◆ Work to do
Your task is to copy the material exactly.

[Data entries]
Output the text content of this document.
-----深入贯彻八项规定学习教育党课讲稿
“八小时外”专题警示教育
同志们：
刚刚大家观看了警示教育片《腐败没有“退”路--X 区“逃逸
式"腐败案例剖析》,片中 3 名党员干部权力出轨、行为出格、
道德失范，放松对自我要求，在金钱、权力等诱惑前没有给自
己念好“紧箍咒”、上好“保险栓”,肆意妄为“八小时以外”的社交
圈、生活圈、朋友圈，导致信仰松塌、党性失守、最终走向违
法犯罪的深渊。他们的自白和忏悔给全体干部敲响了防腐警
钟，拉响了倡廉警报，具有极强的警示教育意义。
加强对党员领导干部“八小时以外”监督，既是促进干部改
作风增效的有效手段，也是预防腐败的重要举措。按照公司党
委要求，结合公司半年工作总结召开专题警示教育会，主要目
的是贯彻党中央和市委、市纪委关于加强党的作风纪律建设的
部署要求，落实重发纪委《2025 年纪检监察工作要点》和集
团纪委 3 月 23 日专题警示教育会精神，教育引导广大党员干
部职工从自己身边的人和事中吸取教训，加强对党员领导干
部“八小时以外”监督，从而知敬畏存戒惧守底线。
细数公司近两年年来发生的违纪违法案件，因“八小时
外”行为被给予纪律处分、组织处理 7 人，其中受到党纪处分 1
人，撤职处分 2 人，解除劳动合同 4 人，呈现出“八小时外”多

◆ Response to the task
Output the text content of this document.
-----深入贯彻八项规定学习教育党课讲稿
“八小时外”专题警示教育
同志们：
刚刚大家观看了警示教育片《腐败没有“退”路--X 区“逃逸
式"腐败案例剖析》,片中 3 名党员干部权力出轨、行为出格、
道德失范，放松对自我要求，在金钱、权力等诱惑前没有给自
己念好“紧箍咒”、上好“保险栓”,肆意妄为“八小时以外”的社交
圈、生活圈、朋友圈，导致信仰松塌、党性失守、最终走向违
法犯罪的深渊。他们的自白和忏悔给全体干部敲响了防腐警
钟，拉响了倡廉警报，具有极强的警示教育意义。
加强对党员领导干部“八小时以外”监督，既是促进干部改
作风增效的有效手段，也是预防腐败的重要举措。按照公司党
委要求，结合公司半年工作总结召开专题警示教育会，主要目
的是贯彻党中央和市委、市纪委关于加强党的作风纪律建设的
部署要求，落实重发纪委《2025 年纪检监察工作要点》和集
团纪委 3 月 23 日专题警示教育会精神，教育引导广大党员干
部职工从自己身边的人和事中吸取教训，加强对党员领导干
部“八小时以外”监督，从而知敬畏存戒惧守底线。
细数公司近两年年来发生的违纪违法案件，因“八小时
外”行为被给予纪律处分、组织处理 7 人，其中受到党纪处分 1
人，撤职处分 2 人，解除劳动合同 4 人，呈现出“八小时外”多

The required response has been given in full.